■ **The exercise**
Repeat everything in the material exactly.

▶

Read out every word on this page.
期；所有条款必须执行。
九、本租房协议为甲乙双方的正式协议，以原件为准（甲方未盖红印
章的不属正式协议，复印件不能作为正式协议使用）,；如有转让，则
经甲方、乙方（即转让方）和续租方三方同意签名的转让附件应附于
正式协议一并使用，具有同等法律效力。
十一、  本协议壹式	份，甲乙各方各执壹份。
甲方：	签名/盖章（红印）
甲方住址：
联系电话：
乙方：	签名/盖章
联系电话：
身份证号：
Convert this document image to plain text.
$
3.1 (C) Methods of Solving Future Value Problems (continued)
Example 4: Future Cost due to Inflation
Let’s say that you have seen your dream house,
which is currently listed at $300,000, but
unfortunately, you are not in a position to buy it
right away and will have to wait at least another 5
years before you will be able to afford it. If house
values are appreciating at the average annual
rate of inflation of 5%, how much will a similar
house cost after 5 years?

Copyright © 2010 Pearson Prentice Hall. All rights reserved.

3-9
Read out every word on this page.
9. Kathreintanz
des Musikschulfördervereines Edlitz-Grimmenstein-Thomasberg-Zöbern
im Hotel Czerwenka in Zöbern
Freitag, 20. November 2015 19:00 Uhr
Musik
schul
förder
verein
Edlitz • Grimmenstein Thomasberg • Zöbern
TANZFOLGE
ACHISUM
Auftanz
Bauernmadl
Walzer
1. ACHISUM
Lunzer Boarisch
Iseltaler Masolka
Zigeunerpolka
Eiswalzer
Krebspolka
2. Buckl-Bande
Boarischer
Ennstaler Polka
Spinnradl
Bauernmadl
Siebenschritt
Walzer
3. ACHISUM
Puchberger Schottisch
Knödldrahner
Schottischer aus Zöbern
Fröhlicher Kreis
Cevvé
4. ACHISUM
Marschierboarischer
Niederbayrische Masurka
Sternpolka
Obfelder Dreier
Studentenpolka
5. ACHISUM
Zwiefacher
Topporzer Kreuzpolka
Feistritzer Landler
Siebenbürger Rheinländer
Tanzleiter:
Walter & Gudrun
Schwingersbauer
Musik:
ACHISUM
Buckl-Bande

◀

■ **Written answer**
Read out every word on this page.
期；所有条款必须执行。
九、本租房协议为甲乙双方的正式协议，以原件为准（甲方未盖红印
章的不属正式协议，复印件不能作为正式协议使用）,；如有转让，则
经甲方、乙方（即转让方）和续租方三方同意签名的转让附件应附于
正式协议一并使用，具有同等法律效力。
十一、  本协议壹式	份，甲乙各方各执壹份。
甲方：	签名/盖章（红印）
甲方住址：
联系电话：
乙方：	签名/盖章
联系电话：
身份证号：
Convert this document image to plain text.
$
3.1 (C) Methods of Solving Future Value Problems (continued)
Example 4: Future Cost due to Inflation
Let’s say that you have seen your dream house,
which is currently listed at $300,000, but
unfortunately, you are not in a position to buy it
right away and will have to wait at least another 5
years before you will be able to afford it. If house
values are appreciating at the average annual
rate of inflation of 5%, how much will a similar
house cost after 5 years?

Copyright © 2010 Pearson Prentice Hall. All rights reserved.

3-9
Read out every word on this page.
9. Kathreintanz
des Musikschulfördervereines Edlitz-Grimmenstein-Thomasberg-Zöbern
im Hotel Czerwenka in Zöbern
Freitag, 20. November 2015 19:00 Uhr
Musik
schul
förder
verein
Edlitz • Grimmenstein Thomasberg • Zöbern
TANZFOLGE
ACHISUM
Auftanz
Bauernmadl
Walzer
1. ACHISUM
Lunzer Boarisch
Iseltaler Masolka
Zigeunerpolka
Eiswalzer
Krebspolka
2. Buckl-Bande
Boarischer
Ennstaler Polka
Spinnradl
Bauernmadl
Siebenschritt
Walzer
3. ACHISUM
Puchberger Schottisch
Knödldrahner
Schottischer aus Zöbern
Fröhlicher Kreis
Cevvé
4. ACHISUM
Marschierboarischer
Niederbayrische Masurka
Sternpolka
Obfelder Dreier
Studentenpolka
5. ACHISUM
Zwiefacher
Topporzer Kreuzpolka
Feistritzer Landler
Siebenbürger Rheinländer
Tanzleiter:
Walter & Gudrun
Schwingersbauer
Musik:
ACHISUM
Buckl-Bande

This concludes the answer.